Go through the material and pull out every line with the string "content" in it.

__Given entries__.
○ ○ ○ ○
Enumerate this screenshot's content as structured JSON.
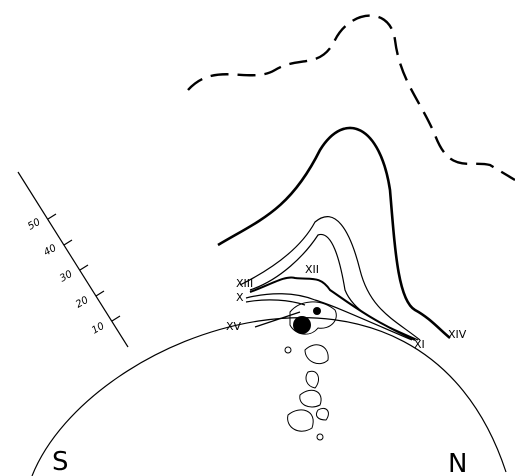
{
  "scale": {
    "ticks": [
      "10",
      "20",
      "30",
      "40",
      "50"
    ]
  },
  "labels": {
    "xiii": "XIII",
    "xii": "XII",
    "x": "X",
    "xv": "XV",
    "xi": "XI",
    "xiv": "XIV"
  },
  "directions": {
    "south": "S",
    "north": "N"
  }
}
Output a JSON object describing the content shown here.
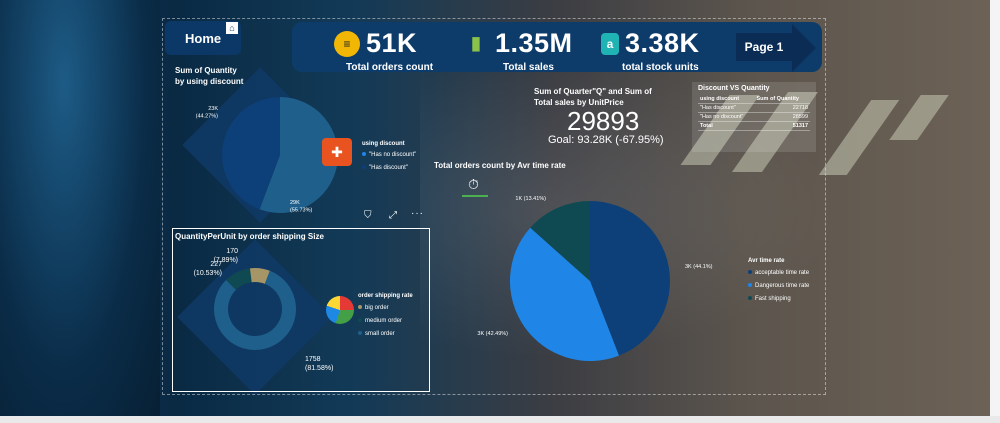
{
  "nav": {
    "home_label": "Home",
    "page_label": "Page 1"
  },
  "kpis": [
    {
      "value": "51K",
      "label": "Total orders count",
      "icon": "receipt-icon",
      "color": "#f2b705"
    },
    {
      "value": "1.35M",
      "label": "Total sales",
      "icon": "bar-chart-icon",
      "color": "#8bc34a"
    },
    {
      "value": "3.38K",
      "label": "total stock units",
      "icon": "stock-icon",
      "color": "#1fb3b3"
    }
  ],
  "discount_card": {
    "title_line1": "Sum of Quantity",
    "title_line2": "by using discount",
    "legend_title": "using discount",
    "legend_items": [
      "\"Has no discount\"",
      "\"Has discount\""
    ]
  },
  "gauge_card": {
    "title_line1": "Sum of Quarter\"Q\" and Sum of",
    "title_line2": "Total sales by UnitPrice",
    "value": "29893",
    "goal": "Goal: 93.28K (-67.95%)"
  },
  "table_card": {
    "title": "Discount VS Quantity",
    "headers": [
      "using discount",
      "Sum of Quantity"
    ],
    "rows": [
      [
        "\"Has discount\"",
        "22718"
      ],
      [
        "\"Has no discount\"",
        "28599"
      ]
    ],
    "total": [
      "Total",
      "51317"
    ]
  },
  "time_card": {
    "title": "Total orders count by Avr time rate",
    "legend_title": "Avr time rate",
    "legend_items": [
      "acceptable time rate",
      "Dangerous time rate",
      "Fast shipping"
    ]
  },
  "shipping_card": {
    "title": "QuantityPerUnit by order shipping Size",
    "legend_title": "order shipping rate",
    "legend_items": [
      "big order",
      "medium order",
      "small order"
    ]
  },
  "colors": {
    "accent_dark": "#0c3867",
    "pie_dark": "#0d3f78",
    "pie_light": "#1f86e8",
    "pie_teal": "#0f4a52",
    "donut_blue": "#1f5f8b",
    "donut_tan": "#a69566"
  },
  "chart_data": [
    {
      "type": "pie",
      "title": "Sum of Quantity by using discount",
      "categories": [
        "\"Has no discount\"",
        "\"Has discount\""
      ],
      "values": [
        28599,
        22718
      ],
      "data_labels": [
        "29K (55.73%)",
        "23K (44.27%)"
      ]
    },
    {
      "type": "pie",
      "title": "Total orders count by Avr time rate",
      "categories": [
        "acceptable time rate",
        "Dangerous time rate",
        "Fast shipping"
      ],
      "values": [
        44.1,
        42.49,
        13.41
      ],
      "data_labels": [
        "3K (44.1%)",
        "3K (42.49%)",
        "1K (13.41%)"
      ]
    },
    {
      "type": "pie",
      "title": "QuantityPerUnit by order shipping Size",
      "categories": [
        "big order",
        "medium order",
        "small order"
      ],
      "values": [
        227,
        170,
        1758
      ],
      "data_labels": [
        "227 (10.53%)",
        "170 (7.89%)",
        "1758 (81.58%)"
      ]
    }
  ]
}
○ ○ ○ ○
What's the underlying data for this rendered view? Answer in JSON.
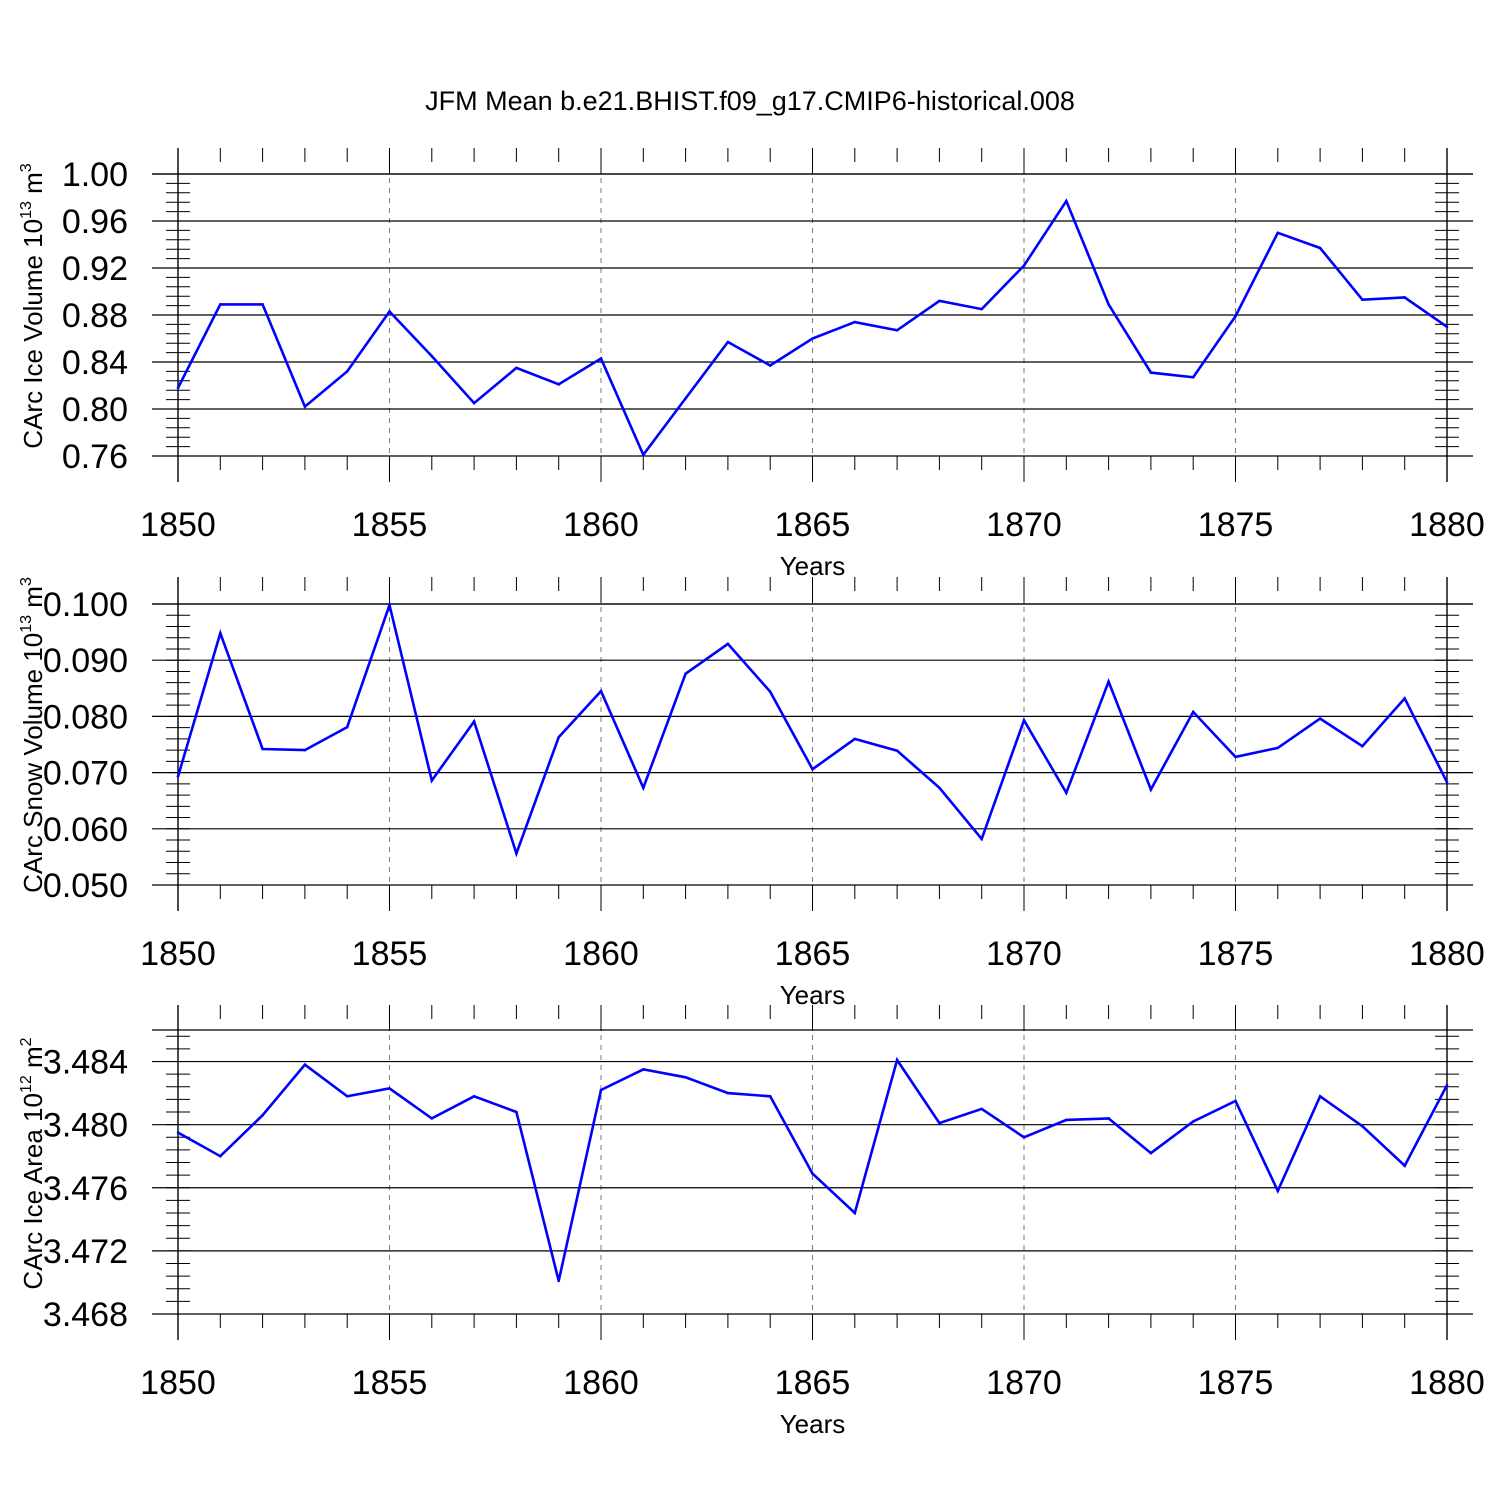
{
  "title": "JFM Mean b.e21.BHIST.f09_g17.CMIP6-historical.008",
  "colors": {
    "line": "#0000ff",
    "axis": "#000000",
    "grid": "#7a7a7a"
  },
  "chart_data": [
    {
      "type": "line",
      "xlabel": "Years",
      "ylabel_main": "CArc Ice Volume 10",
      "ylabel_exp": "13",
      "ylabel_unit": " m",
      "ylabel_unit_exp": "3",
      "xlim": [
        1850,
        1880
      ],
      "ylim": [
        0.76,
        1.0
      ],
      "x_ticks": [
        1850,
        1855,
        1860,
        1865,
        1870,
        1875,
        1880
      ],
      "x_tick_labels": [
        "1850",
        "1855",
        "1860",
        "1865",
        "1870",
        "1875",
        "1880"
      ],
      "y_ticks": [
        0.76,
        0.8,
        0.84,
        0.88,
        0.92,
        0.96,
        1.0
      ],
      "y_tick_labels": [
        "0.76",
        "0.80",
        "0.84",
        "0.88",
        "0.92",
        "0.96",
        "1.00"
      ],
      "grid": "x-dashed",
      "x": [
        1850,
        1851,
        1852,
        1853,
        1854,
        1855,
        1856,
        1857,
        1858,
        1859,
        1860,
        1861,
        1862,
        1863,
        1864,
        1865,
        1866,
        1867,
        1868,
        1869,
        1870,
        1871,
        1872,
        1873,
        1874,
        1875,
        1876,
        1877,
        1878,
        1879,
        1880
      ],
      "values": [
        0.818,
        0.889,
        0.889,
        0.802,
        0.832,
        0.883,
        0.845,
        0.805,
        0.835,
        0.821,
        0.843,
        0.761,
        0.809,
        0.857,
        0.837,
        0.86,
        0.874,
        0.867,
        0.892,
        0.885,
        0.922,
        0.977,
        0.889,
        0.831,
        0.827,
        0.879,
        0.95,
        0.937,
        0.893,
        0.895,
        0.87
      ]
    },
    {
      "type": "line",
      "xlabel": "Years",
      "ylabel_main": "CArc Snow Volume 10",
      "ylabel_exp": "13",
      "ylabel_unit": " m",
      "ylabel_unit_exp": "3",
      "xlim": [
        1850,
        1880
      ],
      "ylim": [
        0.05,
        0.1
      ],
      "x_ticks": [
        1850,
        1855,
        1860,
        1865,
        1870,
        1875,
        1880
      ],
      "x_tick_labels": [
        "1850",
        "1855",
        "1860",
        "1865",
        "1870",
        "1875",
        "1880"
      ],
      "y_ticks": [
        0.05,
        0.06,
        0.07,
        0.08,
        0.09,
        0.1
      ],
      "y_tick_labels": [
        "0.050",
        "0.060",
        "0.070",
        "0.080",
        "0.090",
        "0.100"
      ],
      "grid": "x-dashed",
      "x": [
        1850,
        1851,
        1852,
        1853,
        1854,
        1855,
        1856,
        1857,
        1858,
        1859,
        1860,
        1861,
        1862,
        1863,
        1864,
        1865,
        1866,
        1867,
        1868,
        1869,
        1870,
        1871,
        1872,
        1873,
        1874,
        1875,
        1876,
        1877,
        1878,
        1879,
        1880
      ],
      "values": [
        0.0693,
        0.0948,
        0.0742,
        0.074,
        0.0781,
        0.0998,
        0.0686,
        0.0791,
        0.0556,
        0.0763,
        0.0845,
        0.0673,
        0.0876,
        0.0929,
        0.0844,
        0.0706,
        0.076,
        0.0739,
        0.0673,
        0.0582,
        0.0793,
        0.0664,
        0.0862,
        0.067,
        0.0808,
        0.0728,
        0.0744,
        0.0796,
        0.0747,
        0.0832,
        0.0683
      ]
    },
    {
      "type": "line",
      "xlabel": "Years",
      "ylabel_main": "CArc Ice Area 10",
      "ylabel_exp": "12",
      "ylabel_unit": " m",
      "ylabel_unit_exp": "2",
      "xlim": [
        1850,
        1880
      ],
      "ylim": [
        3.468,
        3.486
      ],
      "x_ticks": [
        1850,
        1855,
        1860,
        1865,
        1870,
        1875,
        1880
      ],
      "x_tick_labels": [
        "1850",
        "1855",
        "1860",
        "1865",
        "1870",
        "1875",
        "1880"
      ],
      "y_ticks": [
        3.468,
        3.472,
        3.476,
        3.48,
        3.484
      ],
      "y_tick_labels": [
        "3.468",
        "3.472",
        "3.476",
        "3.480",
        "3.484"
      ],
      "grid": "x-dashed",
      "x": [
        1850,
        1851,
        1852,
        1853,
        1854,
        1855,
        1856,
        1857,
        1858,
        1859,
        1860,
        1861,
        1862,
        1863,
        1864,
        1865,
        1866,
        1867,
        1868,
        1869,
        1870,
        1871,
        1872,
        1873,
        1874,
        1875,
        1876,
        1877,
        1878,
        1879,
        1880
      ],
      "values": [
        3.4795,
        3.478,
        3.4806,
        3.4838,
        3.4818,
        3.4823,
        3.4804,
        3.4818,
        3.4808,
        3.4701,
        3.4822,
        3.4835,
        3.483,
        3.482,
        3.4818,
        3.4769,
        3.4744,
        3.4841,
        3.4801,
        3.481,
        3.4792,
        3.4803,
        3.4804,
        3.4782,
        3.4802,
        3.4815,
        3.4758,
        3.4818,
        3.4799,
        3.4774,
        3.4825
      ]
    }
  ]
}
○ ○ ○ ○
__The reply__.
Enumerate this screenshot's content as structured JSON.
Output a JSON object describing the content shown here.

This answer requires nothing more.